[Collection entries]
** begin **

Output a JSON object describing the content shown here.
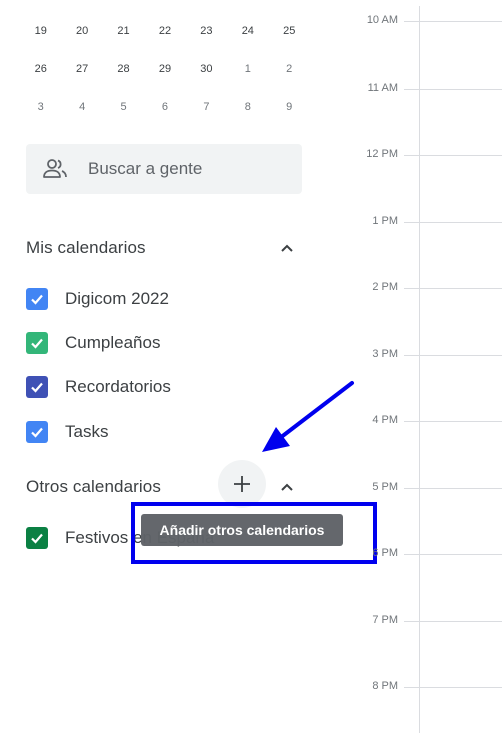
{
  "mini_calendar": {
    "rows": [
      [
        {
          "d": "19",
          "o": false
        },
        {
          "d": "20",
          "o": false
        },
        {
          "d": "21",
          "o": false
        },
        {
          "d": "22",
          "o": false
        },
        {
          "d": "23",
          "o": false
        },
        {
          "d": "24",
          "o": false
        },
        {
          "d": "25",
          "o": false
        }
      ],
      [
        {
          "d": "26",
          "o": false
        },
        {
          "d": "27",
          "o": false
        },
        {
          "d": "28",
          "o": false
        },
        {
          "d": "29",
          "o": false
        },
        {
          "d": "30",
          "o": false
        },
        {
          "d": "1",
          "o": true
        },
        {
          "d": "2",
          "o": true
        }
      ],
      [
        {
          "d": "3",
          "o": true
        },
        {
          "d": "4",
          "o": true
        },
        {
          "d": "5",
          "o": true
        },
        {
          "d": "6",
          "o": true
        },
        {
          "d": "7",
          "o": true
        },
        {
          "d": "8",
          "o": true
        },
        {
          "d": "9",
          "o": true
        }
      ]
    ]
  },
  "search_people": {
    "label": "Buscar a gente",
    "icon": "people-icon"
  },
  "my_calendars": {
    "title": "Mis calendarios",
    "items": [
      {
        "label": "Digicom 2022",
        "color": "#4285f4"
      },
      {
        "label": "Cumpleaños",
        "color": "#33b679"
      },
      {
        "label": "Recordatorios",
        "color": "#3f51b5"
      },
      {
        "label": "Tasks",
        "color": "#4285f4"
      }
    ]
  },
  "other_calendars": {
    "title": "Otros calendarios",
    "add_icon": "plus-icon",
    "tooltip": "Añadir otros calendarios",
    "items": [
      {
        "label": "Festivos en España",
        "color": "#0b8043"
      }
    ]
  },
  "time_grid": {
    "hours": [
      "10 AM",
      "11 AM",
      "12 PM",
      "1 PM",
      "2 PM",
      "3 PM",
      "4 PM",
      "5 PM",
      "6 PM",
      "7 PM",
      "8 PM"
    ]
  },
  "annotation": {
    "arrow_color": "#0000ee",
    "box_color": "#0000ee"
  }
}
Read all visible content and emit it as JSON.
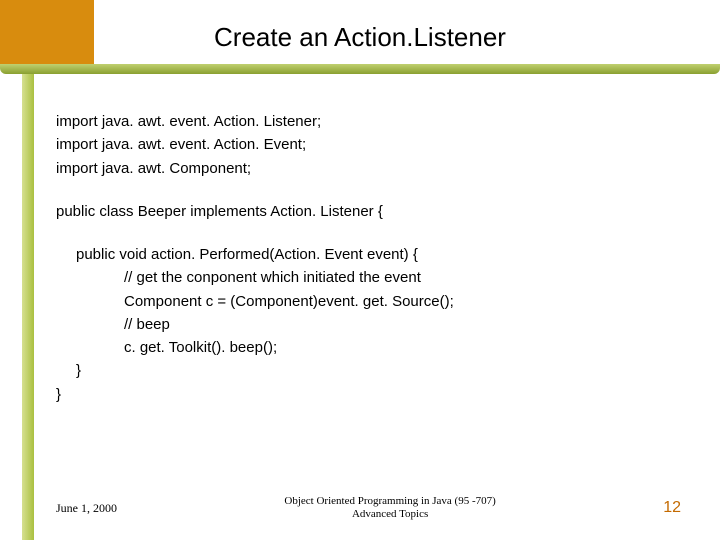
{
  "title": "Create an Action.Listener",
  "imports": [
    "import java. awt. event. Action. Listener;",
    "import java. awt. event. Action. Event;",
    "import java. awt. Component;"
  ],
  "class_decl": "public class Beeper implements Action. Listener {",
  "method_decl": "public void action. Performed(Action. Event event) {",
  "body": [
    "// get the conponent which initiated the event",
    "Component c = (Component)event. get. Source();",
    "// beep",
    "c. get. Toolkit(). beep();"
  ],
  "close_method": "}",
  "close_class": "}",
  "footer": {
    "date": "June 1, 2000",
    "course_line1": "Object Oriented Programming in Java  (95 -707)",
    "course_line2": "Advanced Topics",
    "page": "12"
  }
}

** end **
** begin **

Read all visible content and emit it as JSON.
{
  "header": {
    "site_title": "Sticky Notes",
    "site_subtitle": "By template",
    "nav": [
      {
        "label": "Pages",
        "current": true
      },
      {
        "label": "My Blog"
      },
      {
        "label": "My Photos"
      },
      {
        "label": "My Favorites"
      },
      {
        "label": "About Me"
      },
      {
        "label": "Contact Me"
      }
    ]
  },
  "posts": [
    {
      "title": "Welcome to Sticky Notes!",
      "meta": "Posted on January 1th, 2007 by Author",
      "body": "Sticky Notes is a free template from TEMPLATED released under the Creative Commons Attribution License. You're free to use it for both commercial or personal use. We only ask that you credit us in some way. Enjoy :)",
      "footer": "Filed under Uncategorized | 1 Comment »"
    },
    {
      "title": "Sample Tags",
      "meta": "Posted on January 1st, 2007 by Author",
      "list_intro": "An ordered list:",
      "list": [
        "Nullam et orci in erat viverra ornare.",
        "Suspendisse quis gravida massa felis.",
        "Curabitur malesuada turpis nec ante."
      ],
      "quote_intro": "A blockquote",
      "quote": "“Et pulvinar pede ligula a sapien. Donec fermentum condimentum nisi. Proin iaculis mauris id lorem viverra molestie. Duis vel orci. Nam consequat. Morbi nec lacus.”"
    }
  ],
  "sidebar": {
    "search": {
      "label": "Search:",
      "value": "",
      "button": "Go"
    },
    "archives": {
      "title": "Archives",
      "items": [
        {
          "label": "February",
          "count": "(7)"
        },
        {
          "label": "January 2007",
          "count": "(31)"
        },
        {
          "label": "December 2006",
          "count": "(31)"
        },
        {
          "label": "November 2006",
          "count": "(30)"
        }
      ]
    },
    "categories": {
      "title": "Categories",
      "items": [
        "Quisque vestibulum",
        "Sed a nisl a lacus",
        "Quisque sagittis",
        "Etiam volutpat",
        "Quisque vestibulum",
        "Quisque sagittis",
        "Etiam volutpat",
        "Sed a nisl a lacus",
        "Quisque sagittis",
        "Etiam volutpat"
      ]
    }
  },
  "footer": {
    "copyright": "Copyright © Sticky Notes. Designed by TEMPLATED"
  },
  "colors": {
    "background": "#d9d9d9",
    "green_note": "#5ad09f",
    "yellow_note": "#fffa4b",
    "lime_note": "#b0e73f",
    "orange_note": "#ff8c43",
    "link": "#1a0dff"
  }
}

** end **
** begin **

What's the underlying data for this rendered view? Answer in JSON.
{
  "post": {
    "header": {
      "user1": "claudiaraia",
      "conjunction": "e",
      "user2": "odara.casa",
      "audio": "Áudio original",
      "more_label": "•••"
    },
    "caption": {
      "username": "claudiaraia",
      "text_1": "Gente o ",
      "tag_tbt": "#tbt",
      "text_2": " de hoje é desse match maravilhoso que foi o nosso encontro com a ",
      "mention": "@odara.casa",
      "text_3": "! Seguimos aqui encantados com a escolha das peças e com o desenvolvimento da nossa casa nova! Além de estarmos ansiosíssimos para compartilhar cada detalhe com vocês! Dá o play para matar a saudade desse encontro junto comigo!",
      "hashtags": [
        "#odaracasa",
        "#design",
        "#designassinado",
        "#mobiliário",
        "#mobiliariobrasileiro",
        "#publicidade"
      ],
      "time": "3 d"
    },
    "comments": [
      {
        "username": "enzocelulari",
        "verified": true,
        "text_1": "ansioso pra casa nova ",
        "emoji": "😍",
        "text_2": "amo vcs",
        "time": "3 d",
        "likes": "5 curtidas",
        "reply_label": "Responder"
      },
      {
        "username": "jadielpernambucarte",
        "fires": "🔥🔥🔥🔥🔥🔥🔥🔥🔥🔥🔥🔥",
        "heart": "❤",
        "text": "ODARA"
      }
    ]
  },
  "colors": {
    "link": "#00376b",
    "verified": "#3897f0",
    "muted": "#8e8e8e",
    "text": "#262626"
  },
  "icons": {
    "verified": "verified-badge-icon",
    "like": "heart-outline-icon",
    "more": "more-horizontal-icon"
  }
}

** end **

→ DIRECTIONS:
Count how many lines hold the string "Component" and give that number alone.

→ THE ANSWER:
2